What needs to be done
Repeat every record below exactly, but leave out any pictures.

··········

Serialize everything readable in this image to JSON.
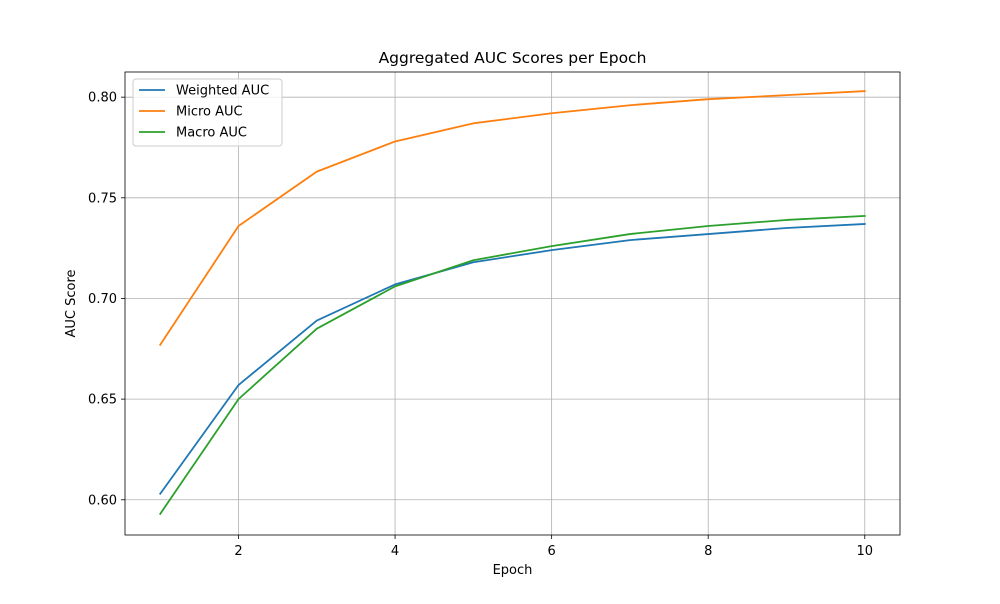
{
  "chart_data": {
    "type": "line",
    "title": "Aggregated AUC Scores per Epoch",
    "xlabel": "Epoch",
    "ylabel": "AUC Score",
    "xlim": [
      0.55,
      10.45
    ],
    "ylim": [
      0.5825,
      0.8125
    ],
    "xticks": [
      2,
      4,
      6,
      8,
      10
    ],
    "xtick_labels": [
      "2",
      "4",
      "6",
      "8",
      "10"
    ],
    "yticks": [
      0.6,
      0.65,
      0.7,
      0.75,
      0.8
    ],
    "ytick_labels": [
      "0.60",
      "0.65",
      "0.70",
      "0.75",
      "0.80"
    ],
    "grid": true,
    "legend_position": "top-left",
    "x": [
      1,
      2,
      3,
      4,
      5,
      6,
      7,
      8,
      9,
      10
    ],
    "series": [
      {
        "name": "Weighted AUC",
        "color": "#1f77b4",
        "values": [
          0.603,
          0.657,
          0.689,
          0.707,
          0.718,
          0.724,
          0.729,
          0.732,
          0.735,
          0.737
        ]
      },
      {
        "name": "Micro AUC",
        "color": "#ff7f0e",
        "values": [
          0.677,
          0.736,
          0.763,
          0.778,
          0.787,
          0.792,
          0.796,
          0.799,
          0.801,
          0.803
        ]
      },
      {
        "name": "Macro AUC",
        "color": "#2ca02c",
        "values": [
          0.593,
          0.65,
          0.685,
          0.706,
          0.719,
          0.726,
          0.732,
          0.736,
          0.739,
          0.741
        ]
      }
    ]
  }
}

··········

Response for this exercise
Serialize everything readable in this image to JSON.
{
  "chart_data": {
    "type": "line",
    "title": "Aggregated AUC Scores per Epoch",
    "xlabel": "Epoch",
    "ylabel": "AUC Score",
    "xlim": [
      0.55,
      10.45
    ],
    "ylim": [
      0.5825,
      0.8125
    ],
    "xticks": [
      2,
      4,
      6,
      8,
      10
    ],
    "xtick_labels": [
      "2",
      "4",
      "6",
      "8",
      "10"
    ],
    "yticks": [
      0.6,
      0.65,
      0.7,
      0.75,
      0.8
    ],
    "ytick_labels": [
      "0.60",
      "0.65",
      "0.70",
      "0.75",
      "0.80"
    ],
    "grid": true,
    "legend_position": "top-left",
    "x": [
      1,
      2,
      3,
      4,
      5,
      6,
      7,
      8,
      9,
      10
    ],
    "series": [
      {
        "name": "Weighted AUC",
        "color": "#1f77b4",
        "values": [
          0.603,
          0.657,
          0.689,
          0.707,
          0.718,
          0.724,
          0.729,
          0.732,
          0.735,
          0.737
        ]
      },
      {
        "name": "Micro AUC",
        "color": "#ff7f0e",
        "values": [
          0.677,
          0.736,
          0.763,
          0.778,
          0.787,
          0.792,
          0.796,
          0.799,
          0.801,
          0.803
        ]
      },
      {
        "name": "Macro AUC",
        "color": "#2ca02c",
        "values": [
          0.593,
          0.65,
          0.685,
          0.706,
          0.719,
          0.726,
          0.732,
          0.736,
          0.739,
          0.741
        ]
      }
    ]
  }
}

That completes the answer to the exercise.